======== Exercise data

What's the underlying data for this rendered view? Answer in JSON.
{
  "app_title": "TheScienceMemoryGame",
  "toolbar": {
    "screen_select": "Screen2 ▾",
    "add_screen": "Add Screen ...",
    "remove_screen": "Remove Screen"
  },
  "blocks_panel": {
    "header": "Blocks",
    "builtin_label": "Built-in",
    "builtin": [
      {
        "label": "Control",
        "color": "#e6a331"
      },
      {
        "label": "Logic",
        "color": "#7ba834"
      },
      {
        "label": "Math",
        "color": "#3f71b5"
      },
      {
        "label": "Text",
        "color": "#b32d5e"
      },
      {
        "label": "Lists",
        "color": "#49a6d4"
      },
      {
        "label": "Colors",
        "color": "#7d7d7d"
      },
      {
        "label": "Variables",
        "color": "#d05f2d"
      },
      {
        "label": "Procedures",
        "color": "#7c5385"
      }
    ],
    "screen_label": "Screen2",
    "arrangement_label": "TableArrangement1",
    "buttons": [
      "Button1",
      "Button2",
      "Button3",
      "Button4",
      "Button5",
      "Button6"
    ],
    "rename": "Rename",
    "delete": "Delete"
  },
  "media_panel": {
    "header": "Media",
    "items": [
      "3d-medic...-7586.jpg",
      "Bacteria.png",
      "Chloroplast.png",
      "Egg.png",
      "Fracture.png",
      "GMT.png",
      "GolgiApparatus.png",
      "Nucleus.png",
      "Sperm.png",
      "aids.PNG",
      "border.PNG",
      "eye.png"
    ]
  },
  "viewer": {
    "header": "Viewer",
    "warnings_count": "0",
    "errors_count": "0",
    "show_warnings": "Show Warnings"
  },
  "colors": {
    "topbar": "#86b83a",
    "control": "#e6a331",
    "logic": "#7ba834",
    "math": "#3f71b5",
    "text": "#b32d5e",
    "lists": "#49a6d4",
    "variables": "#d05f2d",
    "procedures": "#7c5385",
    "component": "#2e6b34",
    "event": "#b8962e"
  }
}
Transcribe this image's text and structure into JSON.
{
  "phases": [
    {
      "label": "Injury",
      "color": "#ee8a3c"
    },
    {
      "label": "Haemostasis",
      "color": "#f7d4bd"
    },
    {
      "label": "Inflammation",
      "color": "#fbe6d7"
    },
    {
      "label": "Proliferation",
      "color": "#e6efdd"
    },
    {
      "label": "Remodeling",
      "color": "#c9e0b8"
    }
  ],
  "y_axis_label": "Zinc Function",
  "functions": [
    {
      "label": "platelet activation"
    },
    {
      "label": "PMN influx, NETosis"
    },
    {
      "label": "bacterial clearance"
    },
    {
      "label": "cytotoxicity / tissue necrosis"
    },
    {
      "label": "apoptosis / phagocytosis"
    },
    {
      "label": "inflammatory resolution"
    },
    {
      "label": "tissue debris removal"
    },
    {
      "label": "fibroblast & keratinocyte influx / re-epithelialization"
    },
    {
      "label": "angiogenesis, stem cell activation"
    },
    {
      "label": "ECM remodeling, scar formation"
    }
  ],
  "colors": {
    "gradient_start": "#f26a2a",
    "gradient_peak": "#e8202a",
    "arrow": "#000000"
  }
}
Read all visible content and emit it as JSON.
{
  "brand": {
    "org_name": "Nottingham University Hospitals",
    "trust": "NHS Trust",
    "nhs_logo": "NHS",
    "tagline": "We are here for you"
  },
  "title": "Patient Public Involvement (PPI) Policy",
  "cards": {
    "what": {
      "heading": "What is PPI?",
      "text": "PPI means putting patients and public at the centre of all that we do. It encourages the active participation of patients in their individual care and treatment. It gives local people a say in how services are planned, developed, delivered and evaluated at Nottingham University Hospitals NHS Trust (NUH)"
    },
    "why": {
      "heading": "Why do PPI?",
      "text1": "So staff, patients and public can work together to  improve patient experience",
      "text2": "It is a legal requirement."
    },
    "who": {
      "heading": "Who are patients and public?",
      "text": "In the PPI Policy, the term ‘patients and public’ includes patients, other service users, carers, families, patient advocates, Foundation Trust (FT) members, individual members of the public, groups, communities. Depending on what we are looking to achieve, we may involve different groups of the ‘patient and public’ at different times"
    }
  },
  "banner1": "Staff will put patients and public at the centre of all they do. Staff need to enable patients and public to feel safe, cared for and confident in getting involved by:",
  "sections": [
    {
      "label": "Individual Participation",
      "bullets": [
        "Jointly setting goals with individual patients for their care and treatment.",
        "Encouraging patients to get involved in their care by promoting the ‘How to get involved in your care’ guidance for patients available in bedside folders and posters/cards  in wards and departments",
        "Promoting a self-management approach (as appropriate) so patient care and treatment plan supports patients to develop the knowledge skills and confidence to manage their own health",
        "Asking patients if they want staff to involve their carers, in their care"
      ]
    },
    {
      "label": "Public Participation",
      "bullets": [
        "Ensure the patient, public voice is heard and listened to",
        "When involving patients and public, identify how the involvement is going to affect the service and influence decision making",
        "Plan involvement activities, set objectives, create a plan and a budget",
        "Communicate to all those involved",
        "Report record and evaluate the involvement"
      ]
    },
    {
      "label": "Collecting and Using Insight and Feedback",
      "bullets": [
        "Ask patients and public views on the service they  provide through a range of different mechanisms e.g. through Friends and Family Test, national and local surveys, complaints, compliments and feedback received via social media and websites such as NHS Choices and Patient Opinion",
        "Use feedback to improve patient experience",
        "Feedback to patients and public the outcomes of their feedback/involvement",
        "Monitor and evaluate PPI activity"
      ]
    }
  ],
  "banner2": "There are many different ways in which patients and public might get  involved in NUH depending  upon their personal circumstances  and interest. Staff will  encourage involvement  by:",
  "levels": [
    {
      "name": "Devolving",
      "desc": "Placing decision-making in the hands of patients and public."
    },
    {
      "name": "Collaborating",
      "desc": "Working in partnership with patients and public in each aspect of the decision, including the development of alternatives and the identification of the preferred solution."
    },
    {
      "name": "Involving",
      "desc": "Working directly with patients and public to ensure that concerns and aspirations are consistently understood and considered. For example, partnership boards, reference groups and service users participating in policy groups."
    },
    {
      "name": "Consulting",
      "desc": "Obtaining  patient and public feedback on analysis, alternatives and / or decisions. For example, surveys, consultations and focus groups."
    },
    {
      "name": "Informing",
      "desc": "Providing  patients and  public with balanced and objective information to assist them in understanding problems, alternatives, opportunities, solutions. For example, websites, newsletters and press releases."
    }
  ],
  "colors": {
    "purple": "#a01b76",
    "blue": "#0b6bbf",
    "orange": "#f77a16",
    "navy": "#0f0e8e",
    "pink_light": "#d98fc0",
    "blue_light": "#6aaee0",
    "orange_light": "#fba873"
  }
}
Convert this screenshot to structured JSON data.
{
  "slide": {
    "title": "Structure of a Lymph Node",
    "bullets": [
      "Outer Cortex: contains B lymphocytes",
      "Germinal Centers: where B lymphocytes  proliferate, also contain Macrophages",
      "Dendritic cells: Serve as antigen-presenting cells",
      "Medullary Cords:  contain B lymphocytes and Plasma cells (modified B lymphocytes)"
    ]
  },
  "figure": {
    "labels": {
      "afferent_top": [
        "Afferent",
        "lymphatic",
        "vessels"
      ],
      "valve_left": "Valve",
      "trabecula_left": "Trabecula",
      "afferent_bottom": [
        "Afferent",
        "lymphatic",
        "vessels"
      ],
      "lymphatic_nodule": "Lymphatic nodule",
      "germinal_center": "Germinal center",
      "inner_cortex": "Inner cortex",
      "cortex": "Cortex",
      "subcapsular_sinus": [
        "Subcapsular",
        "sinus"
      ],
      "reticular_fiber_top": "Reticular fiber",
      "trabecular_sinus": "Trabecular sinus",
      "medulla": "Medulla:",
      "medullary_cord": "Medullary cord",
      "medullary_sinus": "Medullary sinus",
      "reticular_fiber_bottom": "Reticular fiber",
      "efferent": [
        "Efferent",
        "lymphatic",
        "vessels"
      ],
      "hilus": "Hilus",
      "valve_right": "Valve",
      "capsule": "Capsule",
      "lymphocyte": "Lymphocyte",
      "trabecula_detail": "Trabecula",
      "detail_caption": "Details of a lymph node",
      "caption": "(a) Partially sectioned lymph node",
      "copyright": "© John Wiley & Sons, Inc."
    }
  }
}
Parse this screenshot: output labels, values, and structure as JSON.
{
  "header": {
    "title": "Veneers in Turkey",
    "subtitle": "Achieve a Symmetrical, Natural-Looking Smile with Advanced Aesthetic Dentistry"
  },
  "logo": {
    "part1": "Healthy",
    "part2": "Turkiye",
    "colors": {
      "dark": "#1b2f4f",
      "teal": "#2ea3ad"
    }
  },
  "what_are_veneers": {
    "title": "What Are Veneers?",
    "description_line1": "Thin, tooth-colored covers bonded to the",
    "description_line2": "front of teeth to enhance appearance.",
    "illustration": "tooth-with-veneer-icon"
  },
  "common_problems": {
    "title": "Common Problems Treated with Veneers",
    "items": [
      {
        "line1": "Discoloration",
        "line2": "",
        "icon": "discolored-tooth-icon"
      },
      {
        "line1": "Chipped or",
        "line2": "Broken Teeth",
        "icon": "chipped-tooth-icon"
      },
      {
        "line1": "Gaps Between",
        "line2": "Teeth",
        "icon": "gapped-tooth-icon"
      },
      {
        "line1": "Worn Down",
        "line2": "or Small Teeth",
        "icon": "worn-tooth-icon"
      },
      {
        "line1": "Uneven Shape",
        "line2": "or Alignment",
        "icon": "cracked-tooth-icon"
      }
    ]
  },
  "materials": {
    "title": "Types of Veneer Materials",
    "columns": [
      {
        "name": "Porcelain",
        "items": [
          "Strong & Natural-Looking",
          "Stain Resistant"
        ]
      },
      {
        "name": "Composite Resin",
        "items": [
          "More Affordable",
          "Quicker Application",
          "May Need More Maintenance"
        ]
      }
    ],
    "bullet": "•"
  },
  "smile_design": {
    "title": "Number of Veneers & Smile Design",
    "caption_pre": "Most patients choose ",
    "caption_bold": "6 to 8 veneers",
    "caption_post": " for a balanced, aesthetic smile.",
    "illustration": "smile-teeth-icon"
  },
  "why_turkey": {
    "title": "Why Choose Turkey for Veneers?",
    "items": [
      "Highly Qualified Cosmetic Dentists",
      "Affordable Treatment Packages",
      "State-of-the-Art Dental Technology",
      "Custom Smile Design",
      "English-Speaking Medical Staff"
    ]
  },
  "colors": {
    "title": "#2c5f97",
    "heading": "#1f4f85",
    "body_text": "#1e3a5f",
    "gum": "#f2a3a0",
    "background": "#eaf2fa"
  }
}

================

[Assignment] In the entries above, find each line with the string "they" and copy it.

[Reply to the exercise]
  "banner1": "Staff will put patients and public at the centre of all they do. Staff need to enable patients and public to feel safe, cared for and confident in getting involved by:",
        "Asking patients if they want staff to involve their carers, in their care"
        "Ask patients and public views on the service they  provide through a range of different mechanisms e.g. through Friends and Family Test, national and local surveys, complaints, compliments and feedback received via social media and websites such as NHS Choices and Patient Opinion",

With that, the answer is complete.